PROBLEM. Show every line in the entries below where the word "良法促成长" appears.

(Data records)
* Begin *

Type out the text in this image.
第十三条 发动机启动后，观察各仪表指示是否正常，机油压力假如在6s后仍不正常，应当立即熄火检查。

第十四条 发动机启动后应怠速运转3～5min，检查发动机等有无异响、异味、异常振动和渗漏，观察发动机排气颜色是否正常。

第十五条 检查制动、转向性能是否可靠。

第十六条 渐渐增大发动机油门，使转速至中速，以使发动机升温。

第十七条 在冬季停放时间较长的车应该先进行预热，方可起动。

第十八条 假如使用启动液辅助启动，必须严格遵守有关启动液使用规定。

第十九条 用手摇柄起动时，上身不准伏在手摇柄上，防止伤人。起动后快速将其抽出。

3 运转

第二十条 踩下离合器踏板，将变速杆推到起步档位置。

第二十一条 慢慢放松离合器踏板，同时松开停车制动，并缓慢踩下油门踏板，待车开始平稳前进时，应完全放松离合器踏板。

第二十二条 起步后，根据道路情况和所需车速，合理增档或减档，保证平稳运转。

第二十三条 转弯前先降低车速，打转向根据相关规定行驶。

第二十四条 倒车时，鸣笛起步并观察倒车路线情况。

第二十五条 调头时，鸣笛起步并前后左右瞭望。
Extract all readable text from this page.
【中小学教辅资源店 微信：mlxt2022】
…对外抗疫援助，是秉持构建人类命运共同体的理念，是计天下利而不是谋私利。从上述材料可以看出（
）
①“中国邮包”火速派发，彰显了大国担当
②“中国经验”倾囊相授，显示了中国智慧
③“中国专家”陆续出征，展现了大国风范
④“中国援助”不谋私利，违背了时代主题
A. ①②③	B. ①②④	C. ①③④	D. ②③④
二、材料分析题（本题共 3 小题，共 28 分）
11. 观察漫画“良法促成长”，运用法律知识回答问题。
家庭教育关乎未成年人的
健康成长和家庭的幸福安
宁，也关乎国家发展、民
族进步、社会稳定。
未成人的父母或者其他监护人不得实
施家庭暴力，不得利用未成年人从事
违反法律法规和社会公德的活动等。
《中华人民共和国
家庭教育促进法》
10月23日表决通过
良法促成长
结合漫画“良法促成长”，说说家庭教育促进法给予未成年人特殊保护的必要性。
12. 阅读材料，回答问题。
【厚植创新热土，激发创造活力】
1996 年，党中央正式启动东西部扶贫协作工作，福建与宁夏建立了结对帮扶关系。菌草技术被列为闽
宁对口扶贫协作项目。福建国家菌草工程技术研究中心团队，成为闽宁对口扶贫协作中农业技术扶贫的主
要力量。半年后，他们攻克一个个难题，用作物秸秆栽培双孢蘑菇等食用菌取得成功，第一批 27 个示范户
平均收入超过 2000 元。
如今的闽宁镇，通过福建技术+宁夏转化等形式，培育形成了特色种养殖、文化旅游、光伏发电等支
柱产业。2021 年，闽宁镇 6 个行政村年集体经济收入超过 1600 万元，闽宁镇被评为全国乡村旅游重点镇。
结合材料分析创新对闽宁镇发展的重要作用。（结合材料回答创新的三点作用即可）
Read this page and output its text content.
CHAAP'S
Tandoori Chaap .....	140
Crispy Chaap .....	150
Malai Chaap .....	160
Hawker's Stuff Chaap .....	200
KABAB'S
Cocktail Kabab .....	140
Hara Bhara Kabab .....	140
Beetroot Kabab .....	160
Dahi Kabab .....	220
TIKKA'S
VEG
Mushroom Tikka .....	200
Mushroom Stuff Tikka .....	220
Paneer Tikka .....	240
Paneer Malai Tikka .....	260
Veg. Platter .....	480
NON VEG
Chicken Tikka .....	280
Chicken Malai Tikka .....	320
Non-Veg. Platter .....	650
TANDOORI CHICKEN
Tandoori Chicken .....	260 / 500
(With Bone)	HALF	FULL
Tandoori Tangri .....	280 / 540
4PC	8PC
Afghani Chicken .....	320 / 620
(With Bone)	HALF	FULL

* End *

ANSWER BELOW.
11. 观察漫画“良法促成长”，运用法律知识回答问题。
良法促成长
结合漫画“良法促成长”，说说家庭教育促进法给予未成年人特殊保护的必要性。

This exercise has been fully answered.